Entries taken from a collection

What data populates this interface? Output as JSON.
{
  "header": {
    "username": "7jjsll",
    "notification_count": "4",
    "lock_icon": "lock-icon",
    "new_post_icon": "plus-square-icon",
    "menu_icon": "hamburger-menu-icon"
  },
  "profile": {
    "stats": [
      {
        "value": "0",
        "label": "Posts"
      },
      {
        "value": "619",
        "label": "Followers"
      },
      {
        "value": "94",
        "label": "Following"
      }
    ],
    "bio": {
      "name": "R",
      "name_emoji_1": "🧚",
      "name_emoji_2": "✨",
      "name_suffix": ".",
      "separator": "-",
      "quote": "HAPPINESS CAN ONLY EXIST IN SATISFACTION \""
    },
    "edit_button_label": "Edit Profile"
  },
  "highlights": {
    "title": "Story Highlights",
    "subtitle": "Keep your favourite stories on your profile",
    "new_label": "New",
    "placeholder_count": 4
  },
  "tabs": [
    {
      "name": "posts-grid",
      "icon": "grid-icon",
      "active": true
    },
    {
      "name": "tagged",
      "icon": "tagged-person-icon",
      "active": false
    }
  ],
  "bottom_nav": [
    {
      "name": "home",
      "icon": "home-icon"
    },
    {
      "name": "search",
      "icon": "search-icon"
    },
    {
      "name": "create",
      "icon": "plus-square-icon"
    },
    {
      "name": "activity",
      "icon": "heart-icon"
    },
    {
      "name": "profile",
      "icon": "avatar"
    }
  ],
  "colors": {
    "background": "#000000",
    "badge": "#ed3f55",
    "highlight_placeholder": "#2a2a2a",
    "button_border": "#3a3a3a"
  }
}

#### Short exercise
Output the complete data exactly as written.

#### Solution to the exercise
What data populates this interface? Output as JSON.
{
  "header": {
    "username": "7jjsll",
    "notification_count": "4",
    "lock_icon": "lock-icon",
    "new_post_icon": "plus-square-icon",
    "menu_icon": "hamburger-menu-icon"
  },
  "profile": {
    "stats": [
      {
        "value": "0",
        "label": "Posts"
      },
      {
        "value": "619",
        "label": "Followers"
      },
      {
        "value": "94",
        "label": "Following"
      }
    ],
    "bio": {
      "name": "R",
      "name_emoji_1": "🧚",
      "name_emoji_2": "✨",
      "name_suffix": ".",
      "separator": "-",
      "quote": "HAPPINESS CAN ONLY EXIST IN SATISFACTION \""
    },
    "edit_button_label": "Edit Profile"
  },
  "highlights": {
    "title": "Story Highlights",
    "subtitle": "Keep your favourite stories on your profile",
    "new_label": "New",
    "placeholder_count": 4
  },
  "tabs": [
    {
      "name": "posts-grid",
      "icon": "grid-icon",
      "active": true
    },
    {
      "name": "tagged",
      "icon": "tagged-person-icon",
      "active": false
    }
  ],
  "bottom_nav": [
    {
      "name": "home",
      "icon": "home-icon"
    },
    {
      "name": "search",
      "icon": "search-icon"
    },
    {
      "name": "create",
      "icon": "plus-square-icon"
    },
    {
      "name": "activity",
      "icon": "heart-icon"
    },
    {
      "name": "profile",
      "icon": "avatar"
    }
  ],
  "colors": {
    "background": "#000000",
    "badge": "#ed3f55",
    "highlight_placeholder": "#2a2a2a",
    "button_border": "#3a3a3a"
  }
}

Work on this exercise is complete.